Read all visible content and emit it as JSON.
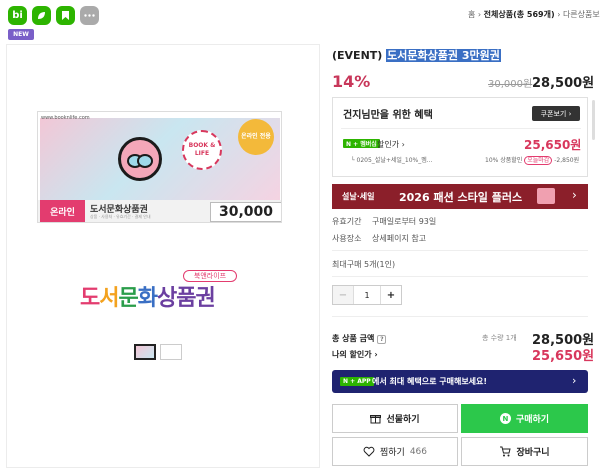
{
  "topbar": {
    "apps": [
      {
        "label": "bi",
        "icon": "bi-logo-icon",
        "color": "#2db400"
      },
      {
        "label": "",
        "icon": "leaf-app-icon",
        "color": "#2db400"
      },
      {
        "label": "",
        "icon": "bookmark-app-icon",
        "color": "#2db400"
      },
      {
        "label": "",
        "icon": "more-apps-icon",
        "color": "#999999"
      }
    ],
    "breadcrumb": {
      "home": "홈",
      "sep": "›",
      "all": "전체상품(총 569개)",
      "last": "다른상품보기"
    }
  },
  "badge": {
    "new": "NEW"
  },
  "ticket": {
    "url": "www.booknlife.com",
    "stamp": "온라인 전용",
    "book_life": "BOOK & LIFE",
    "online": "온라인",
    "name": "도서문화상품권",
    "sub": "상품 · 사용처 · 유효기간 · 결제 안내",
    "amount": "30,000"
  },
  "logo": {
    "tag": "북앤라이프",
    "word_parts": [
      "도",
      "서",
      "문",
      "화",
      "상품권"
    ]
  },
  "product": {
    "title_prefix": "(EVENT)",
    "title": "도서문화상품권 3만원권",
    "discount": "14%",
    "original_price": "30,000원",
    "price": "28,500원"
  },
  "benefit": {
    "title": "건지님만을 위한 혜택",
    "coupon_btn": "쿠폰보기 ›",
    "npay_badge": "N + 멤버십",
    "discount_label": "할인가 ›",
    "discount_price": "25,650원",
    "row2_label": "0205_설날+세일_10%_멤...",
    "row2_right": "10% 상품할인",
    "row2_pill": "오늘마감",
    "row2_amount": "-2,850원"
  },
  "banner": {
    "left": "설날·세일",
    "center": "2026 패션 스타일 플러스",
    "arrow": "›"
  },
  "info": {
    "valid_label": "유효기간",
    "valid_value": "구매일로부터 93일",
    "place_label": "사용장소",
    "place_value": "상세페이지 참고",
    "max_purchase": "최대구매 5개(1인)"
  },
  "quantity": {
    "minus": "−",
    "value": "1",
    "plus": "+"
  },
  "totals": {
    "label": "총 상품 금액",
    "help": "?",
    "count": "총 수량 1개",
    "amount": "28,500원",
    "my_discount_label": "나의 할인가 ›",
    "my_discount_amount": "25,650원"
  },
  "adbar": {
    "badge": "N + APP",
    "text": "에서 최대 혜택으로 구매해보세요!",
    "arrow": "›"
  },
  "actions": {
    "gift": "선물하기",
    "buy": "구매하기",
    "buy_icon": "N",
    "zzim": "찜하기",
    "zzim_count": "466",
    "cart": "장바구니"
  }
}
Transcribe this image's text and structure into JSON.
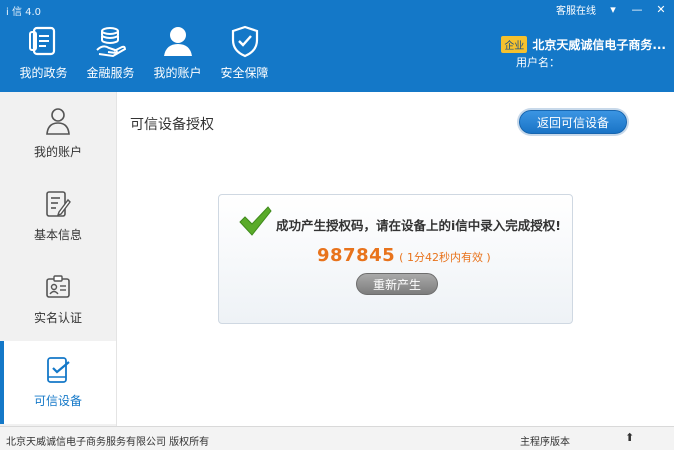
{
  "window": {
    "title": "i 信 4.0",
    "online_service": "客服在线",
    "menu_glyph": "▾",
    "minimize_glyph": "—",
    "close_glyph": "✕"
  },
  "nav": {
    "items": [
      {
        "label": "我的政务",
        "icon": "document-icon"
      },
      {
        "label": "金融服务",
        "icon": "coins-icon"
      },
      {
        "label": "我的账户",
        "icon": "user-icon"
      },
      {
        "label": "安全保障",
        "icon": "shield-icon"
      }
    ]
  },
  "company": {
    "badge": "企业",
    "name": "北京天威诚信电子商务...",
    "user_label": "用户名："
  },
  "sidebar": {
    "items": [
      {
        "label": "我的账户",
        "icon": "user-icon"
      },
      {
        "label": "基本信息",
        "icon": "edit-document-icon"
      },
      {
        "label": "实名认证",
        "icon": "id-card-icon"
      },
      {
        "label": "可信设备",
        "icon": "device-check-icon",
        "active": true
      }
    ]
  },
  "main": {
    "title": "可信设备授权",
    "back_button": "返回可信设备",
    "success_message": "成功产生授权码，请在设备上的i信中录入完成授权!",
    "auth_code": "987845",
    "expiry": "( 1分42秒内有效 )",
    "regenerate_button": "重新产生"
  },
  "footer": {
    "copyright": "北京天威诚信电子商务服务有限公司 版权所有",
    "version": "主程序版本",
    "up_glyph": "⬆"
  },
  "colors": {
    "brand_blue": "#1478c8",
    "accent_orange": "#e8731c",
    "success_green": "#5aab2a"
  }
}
* * * * *
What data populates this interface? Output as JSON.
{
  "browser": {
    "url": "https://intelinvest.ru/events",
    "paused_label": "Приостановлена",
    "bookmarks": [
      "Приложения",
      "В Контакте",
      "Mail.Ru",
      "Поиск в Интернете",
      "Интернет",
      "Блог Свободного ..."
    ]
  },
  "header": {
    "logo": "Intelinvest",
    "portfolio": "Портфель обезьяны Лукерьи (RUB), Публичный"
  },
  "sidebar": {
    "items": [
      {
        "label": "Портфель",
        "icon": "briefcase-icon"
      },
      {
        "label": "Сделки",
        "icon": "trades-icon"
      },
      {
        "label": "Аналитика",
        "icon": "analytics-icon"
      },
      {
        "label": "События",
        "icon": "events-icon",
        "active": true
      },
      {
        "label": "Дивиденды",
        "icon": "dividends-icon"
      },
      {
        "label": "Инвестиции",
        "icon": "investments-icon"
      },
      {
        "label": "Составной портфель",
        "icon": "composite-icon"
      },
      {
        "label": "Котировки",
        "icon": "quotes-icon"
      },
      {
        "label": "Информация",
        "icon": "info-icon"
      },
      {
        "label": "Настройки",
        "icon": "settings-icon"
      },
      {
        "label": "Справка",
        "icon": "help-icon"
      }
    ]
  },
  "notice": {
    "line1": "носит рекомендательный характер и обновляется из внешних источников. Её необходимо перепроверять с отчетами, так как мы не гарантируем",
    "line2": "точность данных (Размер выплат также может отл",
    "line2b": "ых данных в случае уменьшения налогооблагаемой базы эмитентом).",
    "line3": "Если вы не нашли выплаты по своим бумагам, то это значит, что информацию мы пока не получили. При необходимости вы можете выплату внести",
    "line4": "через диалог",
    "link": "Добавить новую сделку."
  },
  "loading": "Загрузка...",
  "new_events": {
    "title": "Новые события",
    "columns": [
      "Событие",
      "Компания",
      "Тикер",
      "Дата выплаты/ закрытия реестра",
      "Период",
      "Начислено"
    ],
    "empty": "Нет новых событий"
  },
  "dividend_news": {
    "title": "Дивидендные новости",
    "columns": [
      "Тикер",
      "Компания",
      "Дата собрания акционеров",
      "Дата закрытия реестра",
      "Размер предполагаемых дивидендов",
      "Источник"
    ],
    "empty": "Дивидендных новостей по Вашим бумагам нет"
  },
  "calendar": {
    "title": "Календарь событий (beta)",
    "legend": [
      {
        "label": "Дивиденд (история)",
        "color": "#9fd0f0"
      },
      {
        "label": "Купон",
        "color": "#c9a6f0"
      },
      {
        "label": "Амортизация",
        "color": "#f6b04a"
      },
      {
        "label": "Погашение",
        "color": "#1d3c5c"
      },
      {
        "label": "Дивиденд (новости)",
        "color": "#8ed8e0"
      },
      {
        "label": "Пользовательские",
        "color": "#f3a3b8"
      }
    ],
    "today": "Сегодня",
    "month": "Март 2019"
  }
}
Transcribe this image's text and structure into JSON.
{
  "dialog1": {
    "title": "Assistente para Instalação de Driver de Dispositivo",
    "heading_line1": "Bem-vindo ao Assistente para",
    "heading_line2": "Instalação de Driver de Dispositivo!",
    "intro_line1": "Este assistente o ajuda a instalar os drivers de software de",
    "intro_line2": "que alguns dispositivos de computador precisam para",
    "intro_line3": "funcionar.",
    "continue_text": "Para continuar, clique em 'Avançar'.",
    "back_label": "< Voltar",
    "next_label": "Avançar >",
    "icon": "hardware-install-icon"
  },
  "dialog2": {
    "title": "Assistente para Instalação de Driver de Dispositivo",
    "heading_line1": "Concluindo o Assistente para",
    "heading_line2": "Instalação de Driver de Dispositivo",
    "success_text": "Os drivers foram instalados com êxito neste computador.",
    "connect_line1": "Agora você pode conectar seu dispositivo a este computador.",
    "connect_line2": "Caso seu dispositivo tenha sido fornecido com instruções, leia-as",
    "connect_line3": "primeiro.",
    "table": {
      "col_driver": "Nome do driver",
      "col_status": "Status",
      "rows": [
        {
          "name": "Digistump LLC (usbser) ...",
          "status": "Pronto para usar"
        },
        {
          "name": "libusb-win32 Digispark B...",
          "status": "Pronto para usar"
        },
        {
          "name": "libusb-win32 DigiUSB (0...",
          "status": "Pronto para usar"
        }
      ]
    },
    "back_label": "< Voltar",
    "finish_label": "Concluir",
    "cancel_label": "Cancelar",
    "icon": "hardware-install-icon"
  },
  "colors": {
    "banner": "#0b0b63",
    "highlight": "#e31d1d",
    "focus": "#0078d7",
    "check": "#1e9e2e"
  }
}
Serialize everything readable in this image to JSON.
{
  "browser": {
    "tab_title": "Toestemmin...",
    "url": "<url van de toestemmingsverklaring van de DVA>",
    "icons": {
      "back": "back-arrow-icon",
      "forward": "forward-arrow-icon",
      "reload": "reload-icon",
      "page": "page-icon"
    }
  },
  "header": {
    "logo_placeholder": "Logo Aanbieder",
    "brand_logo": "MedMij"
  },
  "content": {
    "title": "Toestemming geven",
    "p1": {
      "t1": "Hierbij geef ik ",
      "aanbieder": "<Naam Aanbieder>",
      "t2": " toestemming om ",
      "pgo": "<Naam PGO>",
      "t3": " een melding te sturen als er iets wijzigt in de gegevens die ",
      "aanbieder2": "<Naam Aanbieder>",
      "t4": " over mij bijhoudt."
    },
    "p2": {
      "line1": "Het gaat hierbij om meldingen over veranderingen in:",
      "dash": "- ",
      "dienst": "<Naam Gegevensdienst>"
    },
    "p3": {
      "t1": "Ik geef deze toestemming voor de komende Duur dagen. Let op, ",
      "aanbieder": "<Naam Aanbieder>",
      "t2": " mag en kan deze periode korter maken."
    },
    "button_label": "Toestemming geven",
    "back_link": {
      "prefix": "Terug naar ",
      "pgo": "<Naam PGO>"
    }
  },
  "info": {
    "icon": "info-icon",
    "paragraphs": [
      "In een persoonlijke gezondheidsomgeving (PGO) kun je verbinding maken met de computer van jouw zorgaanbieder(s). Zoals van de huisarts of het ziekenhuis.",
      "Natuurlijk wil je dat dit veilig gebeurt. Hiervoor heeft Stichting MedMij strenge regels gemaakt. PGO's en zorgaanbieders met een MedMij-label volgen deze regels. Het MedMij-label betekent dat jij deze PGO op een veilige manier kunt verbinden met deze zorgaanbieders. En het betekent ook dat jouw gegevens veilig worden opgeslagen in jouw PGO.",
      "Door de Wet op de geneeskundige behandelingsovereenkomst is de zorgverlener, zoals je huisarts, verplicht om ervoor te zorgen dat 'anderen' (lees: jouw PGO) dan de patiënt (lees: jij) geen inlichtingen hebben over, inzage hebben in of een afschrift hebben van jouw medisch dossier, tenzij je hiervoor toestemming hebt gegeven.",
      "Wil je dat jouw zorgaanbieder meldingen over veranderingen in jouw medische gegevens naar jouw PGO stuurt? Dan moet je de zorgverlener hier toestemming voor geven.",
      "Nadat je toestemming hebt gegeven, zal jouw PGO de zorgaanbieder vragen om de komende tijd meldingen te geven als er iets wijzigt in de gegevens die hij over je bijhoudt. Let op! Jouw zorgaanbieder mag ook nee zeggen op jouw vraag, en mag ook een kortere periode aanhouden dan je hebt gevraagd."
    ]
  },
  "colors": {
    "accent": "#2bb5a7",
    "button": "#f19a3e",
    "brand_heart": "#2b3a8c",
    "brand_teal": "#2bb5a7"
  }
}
* * * * *
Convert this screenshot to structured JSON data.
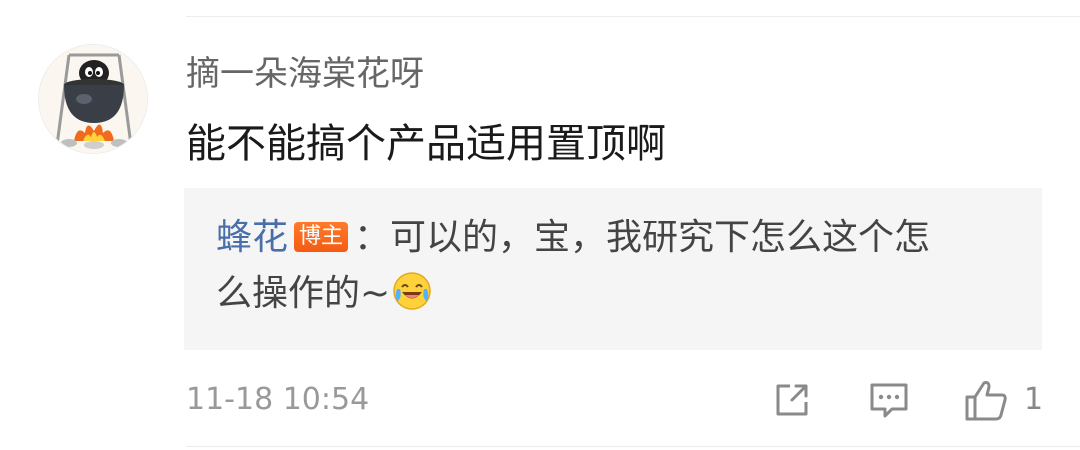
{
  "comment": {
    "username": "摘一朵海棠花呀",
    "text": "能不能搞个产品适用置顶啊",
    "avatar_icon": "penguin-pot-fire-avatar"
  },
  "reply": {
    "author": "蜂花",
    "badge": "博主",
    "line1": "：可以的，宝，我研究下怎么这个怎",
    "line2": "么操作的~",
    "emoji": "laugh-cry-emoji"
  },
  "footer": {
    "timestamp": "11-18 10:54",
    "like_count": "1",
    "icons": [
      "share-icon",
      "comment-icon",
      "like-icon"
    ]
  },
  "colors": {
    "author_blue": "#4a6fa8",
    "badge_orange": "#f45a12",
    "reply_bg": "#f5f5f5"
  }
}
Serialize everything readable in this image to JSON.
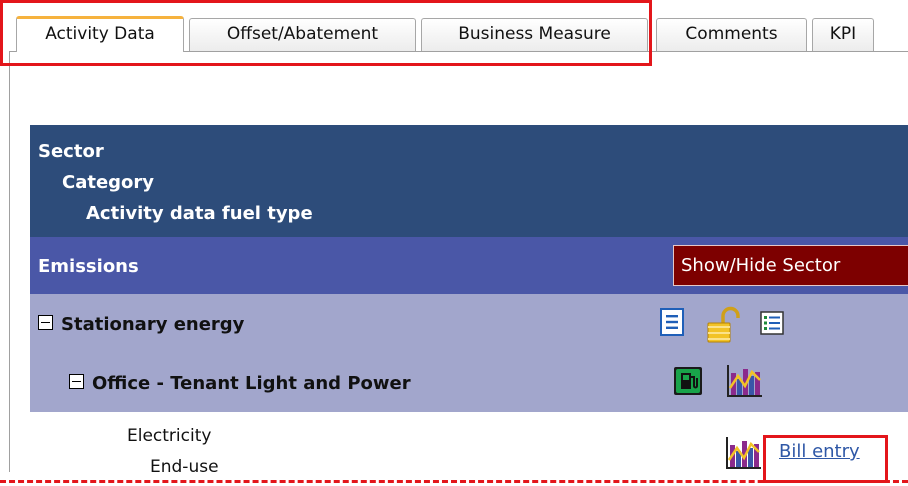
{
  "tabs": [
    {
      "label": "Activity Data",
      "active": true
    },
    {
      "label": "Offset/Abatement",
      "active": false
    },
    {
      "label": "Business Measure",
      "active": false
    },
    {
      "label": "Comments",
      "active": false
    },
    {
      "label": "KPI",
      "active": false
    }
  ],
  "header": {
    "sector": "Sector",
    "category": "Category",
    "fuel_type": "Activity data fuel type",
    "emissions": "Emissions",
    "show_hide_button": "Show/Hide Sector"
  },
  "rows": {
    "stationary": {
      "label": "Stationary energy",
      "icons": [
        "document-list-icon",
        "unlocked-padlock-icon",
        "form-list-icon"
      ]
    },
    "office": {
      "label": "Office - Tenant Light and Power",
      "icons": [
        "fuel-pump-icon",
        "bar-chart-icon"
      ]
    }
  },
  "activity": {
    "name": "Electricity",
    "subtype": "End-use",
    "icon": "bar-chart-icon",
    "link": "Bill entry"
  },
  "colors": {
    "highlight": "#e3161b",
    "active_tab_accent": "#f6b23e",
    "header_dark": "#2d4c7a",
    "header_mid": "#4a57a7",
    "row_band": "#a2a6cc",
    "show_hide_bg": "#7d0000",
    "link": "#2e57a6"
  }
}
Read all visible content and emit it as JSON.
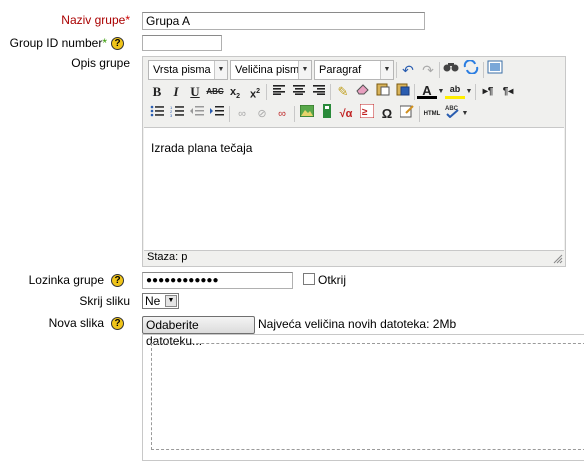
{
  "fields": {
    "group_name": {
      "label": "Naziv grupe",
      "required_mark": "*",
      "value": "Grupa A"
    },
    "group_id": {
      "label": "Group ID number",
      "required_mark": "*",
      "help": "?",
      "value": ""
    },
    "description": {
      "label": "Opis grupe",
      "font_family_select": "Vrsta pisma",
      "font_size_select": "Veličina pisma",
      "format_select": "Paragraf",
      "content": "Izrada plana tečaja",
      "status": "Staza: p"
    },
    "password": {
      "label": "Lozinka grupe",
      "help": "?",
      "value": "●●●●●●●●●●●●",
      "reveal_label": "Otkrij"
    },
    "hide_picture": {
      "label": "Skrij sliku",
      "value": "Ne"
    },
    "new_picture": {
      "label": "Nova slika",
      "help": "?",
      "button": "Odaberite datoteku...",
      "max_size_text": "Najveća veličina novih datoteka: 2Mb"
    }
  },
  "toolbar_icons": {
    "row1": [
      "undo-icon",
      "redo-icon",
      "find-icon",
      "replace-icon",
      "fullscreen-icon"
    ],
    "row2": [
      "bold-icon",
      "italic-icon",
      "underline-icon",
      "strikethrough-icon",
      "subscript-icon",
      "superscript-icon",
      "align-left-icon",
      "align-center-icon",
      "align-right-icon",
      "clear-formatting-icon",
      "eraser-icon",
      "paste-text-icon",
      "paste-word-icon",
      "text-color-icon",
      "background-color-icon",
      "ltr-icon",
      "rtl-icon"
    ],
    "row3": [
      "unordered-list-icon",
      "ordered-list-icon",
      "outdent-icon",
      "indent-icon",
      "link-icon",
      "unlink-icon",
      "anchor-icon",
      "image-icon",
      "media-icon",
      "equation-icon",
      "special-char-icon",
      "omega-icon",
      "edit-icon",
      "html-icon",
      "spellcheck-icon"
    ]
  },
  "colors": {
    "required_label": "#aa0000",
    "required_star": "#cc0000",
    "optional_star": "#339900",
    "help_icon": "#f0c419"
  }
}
* * * * *
**WHAT YOU WILL DO:** Find every line above that contains the word "закрытия", and return each one.

**REPLY:**
      "Дата выплаты/ закрытия реестра",
      "Дата закрытия реестра",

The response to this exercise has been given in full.